AIM
Spot every line with the word "events" and return it.
** BEGIN SOURCE RECORDS **
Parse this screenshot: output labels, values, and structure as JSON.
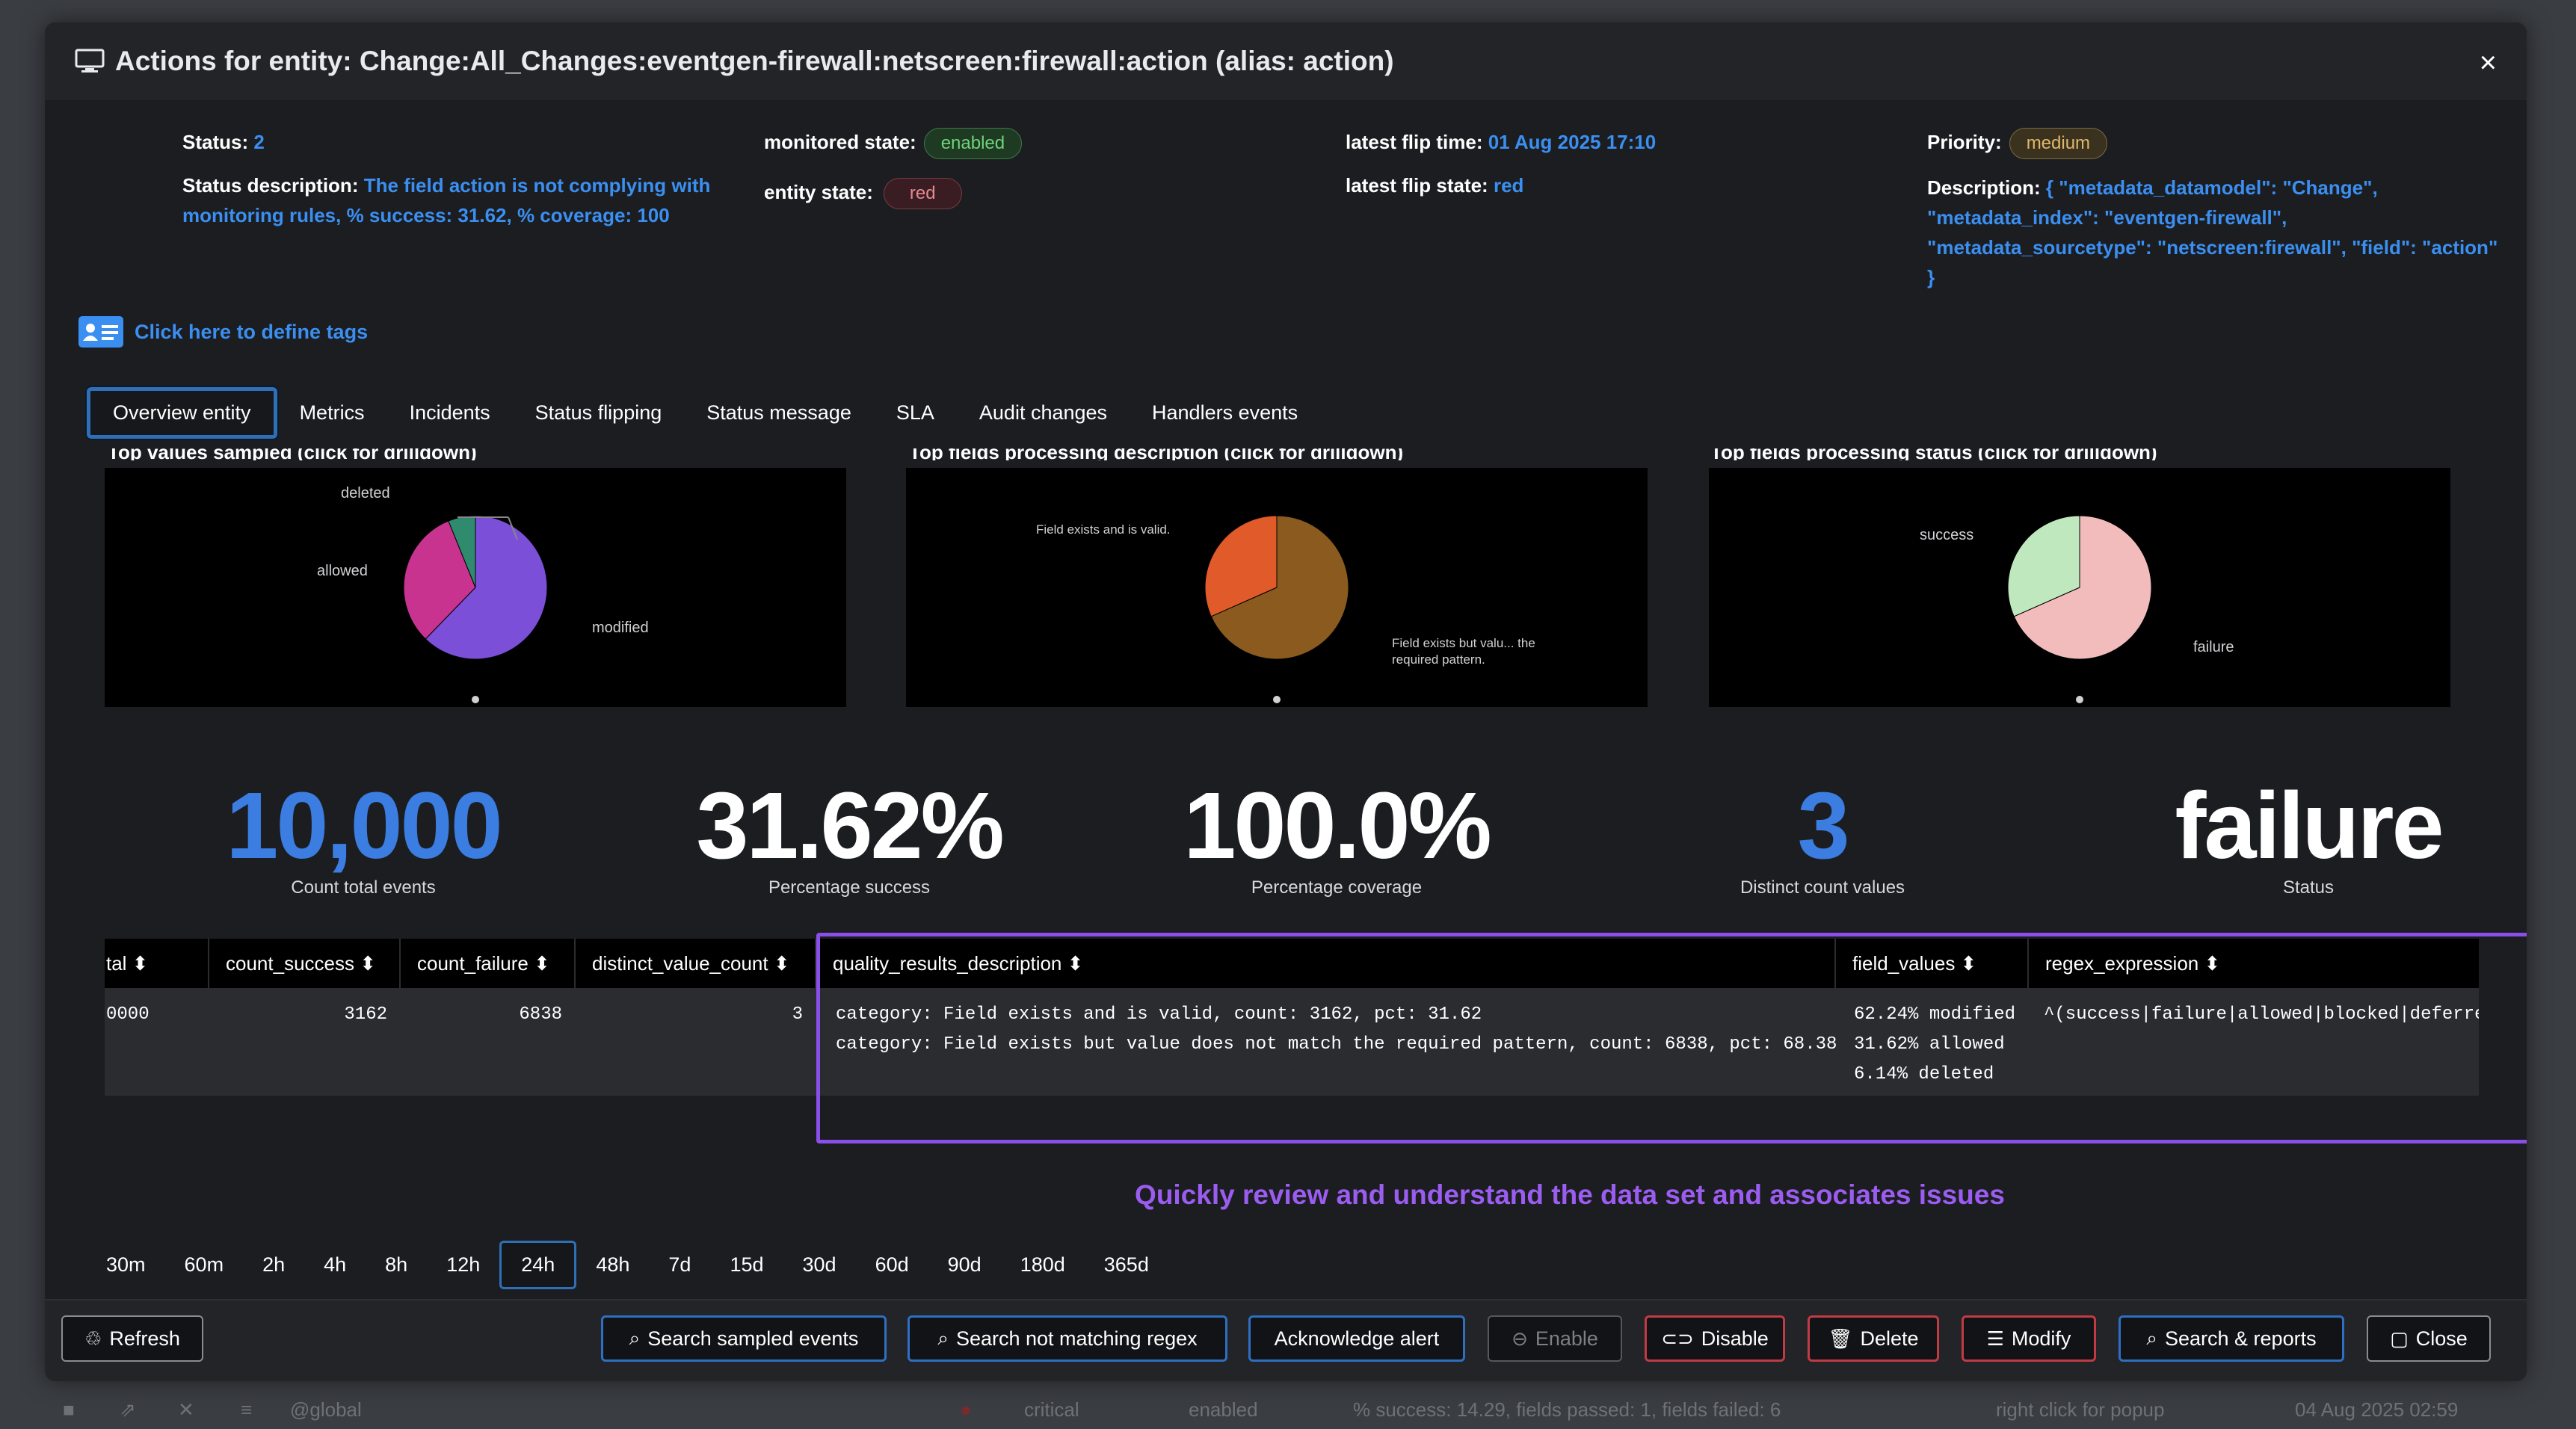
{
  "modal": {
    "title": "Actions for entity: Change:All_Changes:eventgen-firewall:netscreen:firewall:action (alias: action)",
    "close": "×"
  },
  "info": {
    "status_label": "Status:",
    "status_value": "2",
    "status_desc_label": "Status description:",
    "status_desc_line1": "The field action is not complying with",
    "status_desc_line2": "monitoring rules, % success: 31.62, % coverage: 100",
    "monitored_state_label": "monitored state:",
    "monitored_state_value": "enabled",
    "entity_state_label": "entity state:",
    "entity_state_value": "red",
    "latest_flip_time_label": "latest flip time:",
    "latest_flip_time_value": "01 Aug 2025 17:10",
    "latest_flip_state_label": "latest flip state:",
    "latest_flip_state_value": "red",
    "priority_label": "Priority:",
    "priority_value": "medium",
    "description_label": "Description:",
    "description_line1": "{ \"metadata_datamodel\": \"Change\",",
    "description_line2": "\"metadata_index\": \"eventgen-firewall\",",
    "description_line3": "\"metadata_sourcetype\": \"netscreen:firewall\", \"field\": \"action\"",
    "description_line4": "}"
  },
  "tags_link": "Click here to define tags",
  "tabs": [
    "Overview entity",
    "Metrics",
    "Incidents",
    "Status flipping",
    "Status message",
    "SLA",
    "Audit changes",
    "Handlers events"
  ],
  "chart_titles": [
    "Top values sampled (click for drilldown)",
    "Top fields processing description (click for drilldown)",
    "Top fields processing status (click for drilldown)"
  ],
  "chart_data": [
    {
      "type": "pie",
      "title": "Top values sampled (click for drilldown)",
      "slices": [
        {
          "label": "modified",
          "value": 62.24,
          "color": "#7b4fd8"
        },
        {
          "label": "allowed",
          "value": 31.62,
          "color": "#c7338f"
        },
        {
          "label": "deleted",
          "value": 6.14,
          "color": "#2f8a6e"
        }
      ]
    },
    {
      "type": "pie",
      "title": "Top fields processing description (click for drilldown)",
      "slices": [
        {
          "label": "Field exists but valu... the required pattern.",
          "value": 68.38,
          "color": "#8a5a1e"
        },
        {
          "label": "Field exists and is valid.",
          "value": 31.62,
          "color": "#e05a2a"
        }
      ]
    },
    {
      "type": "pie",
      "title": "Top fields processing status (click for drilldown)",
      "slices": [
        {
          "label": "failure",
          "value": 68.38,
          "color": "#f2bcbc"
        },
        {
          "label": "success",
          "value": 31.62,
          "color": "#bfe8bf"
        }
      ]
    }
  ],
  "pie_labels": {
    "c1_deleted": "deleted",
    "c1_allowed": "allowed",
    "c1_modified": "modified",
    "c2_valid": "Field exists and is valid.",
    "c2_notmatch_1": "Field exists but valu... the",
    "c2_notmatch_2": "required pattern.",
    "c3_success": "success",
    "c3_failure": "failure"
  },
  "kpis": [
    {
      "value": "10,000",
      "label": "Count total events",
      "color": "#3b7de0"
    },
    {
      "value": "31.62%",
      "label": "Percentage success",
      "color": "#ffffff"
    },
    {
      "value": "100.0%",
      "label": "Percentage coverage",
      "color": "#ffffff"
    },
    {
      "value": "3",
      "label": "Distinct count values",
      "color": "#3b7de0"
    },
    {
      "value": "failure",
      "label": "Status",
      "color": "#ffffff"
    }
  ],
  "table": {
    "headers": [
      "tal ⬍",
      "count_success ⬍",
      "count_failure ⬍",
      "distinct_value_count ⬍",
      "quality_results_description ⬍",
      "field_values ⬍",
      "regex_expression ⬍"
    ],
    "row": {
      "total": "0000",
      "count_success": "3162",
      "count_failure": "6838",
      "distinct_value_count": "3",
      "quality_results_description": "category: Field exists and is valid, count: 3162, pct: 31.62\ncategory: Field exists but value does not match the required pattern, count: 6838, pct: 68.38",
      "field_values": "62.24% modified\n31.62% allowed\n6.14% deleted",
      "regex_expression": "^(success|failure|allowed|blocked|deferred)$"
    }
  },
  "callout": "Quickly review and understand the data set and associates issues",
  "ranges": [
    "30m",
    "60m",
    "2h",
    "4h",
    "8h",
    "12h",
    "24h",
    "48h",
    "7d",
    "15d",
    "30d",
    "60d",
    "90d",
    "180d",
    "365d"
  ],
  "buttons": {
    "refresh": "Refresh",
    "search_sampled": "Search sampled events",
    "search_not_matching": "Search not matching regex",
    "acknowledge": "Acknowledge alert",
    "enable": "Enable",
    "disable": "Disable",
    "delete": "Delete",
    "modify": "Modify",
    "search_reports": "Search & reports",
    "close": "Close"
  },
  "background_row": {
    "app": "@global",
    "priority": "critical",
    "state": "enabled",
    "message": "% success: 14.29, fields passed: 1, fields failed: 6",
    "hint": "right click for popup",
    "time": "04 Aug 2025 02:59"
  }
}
** END SOURCE RECORDS **
SOLUTION
    "Handlers events"
      "label": "Count total events",
    "search_sampled": "Search sampled events",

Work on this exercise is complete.